◆ Problem description
Please transcribe the listing below in full and word for word, without its pictures.

Data tied to figure images

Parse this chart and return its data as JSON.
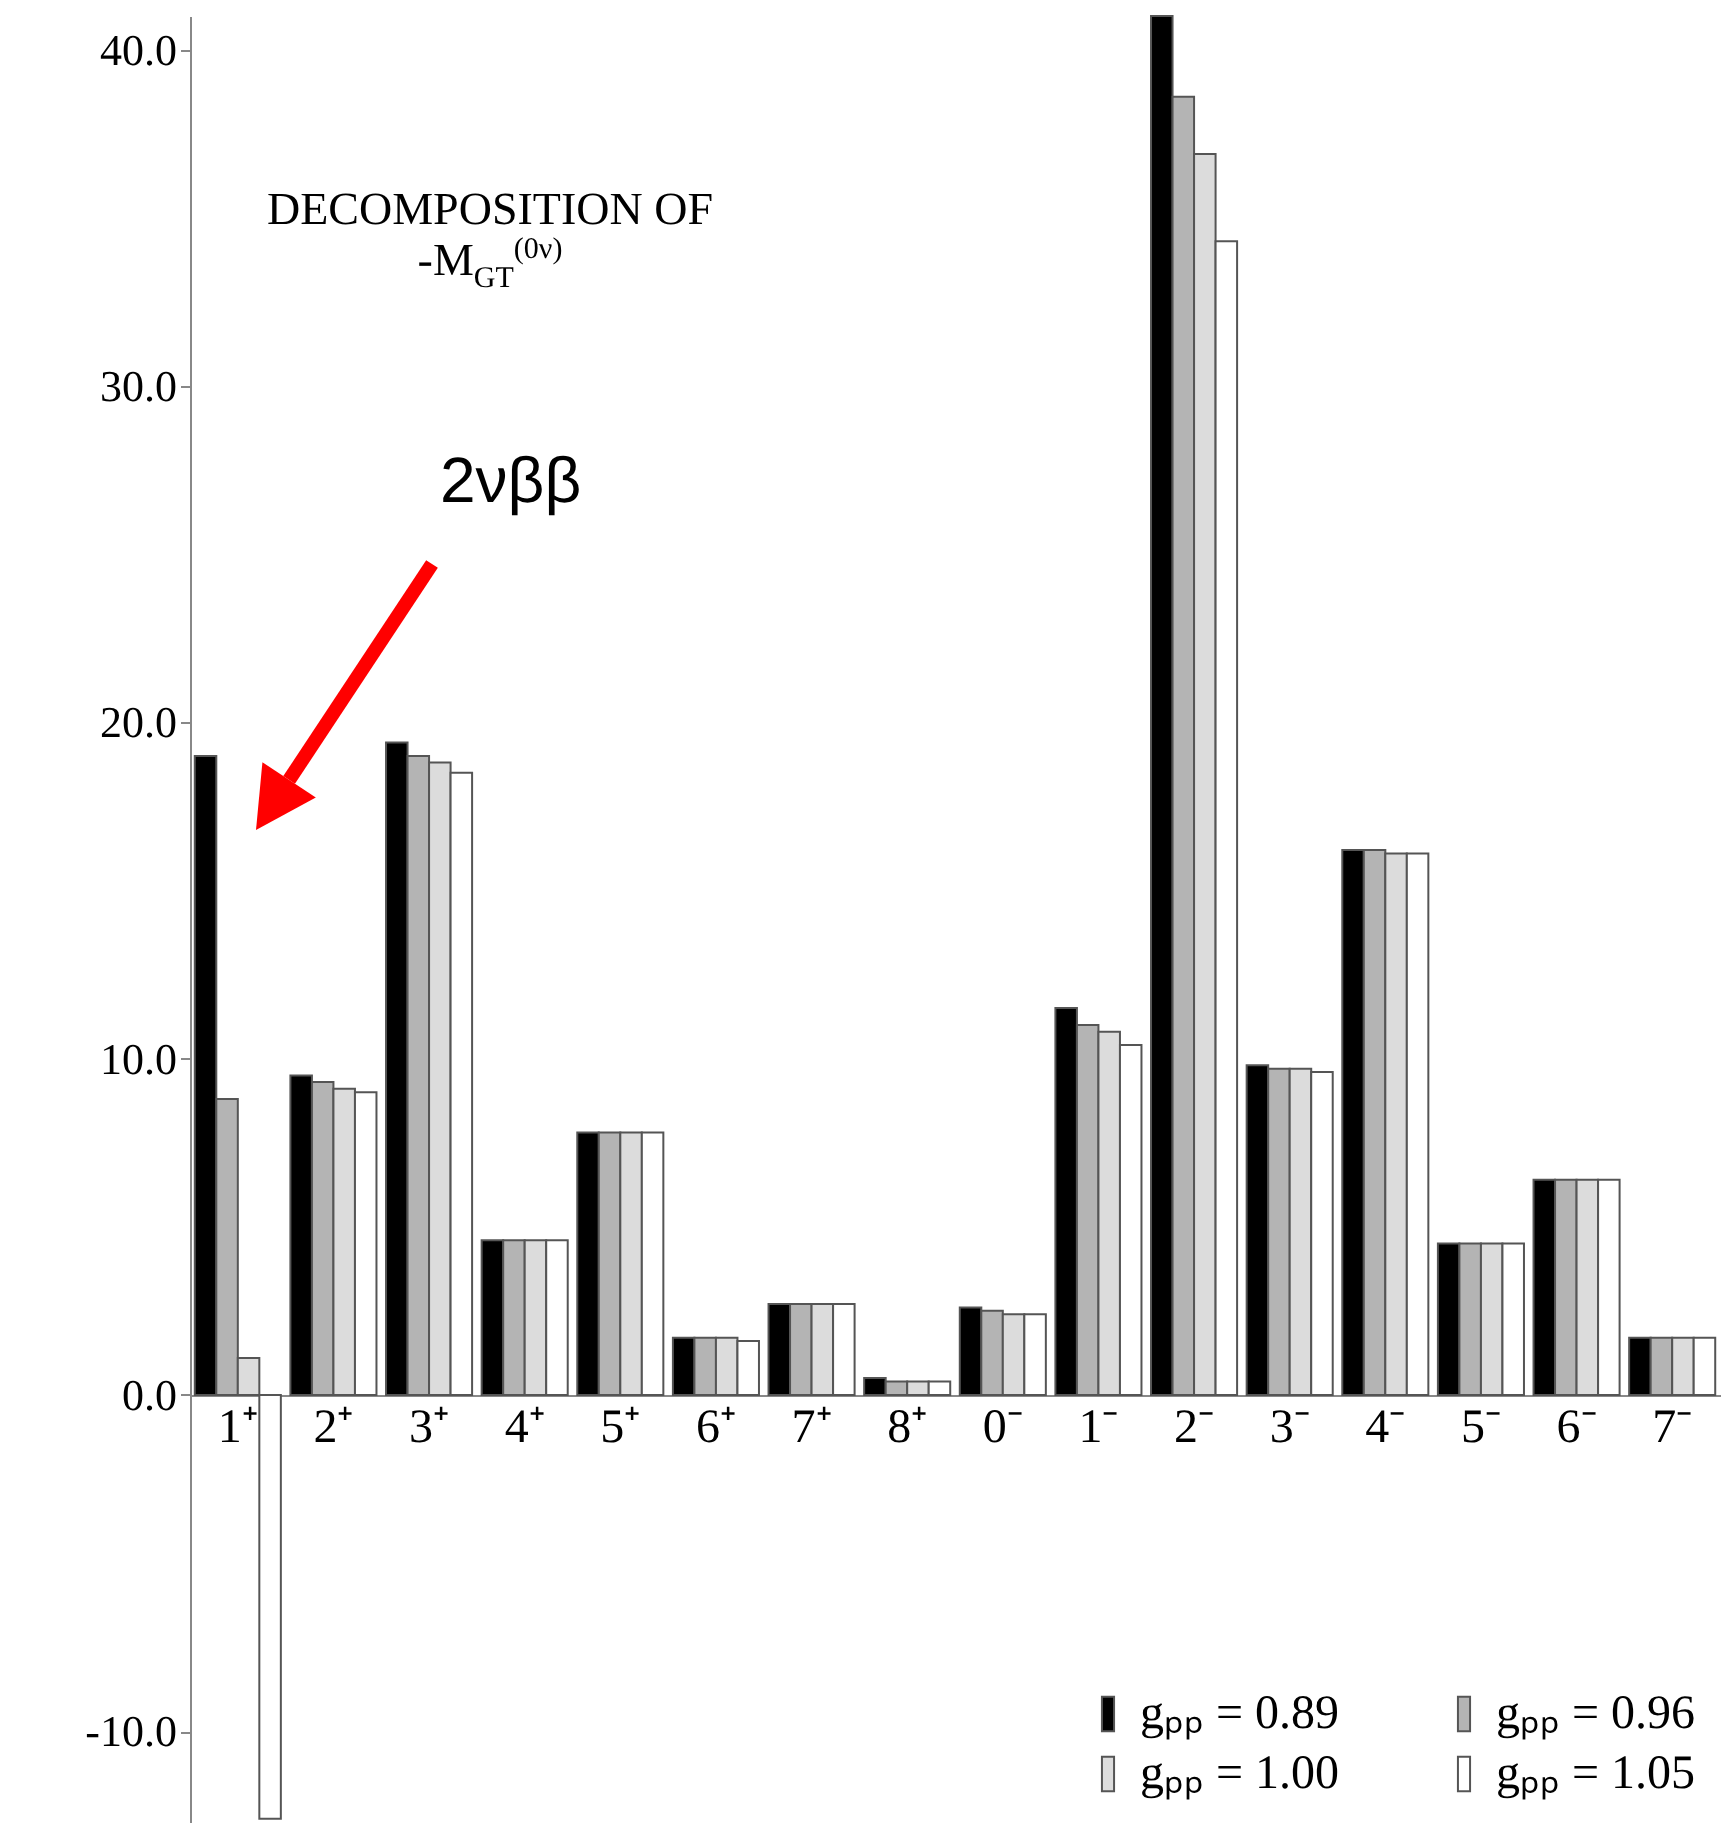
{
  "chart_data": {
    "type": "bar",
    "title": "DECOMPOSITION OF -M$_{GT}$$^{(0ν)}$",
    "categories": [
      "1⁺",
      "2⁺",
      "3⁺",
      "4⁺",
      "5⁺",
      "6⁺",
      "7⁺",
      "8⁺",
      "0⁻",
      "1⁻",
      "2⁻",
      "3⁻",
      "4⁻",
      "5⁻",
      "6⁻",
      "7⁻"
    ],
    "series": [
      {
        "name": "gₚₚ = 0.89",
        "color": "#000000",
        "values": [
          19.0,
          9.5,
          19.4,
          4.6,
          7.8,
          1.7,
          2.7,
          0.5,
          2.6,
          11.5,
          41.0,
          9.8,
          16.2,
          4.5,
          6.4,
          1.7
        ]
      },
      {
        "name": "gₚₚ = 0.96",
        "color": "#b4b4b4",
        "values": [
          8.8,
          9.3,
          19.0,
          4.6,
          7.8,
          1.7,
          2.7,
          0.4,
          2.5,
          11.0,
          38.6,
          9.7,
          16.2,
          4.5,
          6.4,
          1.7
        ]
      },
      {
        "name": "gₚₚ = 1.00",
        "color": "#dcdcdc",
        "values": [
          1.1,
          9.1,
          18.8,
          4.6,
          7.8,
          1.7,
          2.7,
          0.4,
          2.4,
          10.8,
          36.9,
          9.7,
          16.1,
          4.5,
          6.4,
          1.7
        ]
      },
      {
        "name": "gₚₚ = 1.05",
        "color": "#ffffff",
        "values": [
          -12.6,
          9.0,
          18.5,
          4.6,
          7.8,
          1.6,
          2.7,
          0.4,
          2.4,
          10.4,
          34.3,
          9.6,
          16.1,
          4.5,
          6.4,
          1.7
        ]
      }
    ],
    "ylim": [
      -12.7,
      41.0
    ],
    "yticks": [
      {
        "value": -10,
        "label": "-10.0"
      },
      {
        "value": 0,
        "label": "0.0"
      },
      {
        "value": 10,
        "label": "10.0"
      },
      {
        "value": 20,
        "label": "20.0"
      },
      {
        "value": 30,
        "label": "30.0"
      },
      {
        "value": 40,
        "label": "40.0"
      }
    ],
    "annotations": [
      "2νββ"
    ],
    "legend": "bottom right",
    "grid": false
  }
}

◆ Solution below
Parse this chart and return its data as JSON.
{
  "chart_data": {
    "type": "bar",
    "title": "DECOMPOSITION OF -M$_{GT}$$^{(0ν)}$",
    "categories": [
      "1⁺",
      "2⁺",
      "3⁺",
      "4⁺",
      "5⁺",
      "6⁺",
      "7⁺",
      "8⁺",
      "0⁻",
      "1⁻",
      "2⁻",
      "3⁻",
      "4⁻",
      "5⁻",
      "6⁻",
      "7⁻"
    ],
    "series": [
      {
        "name": "gₚₚ = 0.89",
        "color": "#000000",
        "values": [
          19.0,
          9.5,
          19.4,
          4.6,
          7.8,
          1.7,
          2.7,
          0.5,
          2.6,
          11.5,
          41.0,
          9.8,
          16.2,
          4.5,
          6.4,
          1.7
        ]
      },
      {
        "name": "gₚₚ = 0.96",
        "color": "#b4b4b4",
        "values": [
          8.8,
          9.3,
          19.0,
          4.6,
          7.8,
          1.7,
          2.7,
          0.4,
          2.5,
          11.0,
          38.6,
          9.7,
          16.2,
          4.5,
          6.4,
          1.7
        ]
      },
      {
        "name": "gₚₚ = 1.00",
        "color": "#dcdcdc",
        "values": [
          1.1,
          9.1,
          18.8,
          4.6,
          7.8,
          1.7,
          2.7,
          0.4,
          2.4,
          10.8,
          36.9,
          9.7,
          16.1,
          4.5,
          6.4,
          1.7
        ]
      },
      {
        "name": "gₚₚ = 1.05",
        "color": "#ffffff",
        "values": [
          -12.6,
          9.0,
          18.5,
          4.6,
          7.8,
          1.6,
          2.7,
          0.4,
          2.4,
          10.4,
          34.3,
          9.6,
          16.1,
          4.5,
          6.4,
          1.7
        ]
      }
    ],
    "ylim": [
      -12.7,
      41.0
    ],
    "yticks": [
      {
        "value": -10,
        "label": "-10.0"
      },
      {
        "value": 0,
        "label": "0.0"
      },
      {
        "value": 10,
        "label": "10.0"
      },
      {
        "value": 20,
        "label": "20.0"
      },
      {
        "value": 30,
        "label": "30.0"
      },
      {
        "value": 40,
        "label": "40.0"
      }
    ],
    "annotations": [
      "2νββ"
    ],
    "legend": "bottom right",
    "grid": false
  }
}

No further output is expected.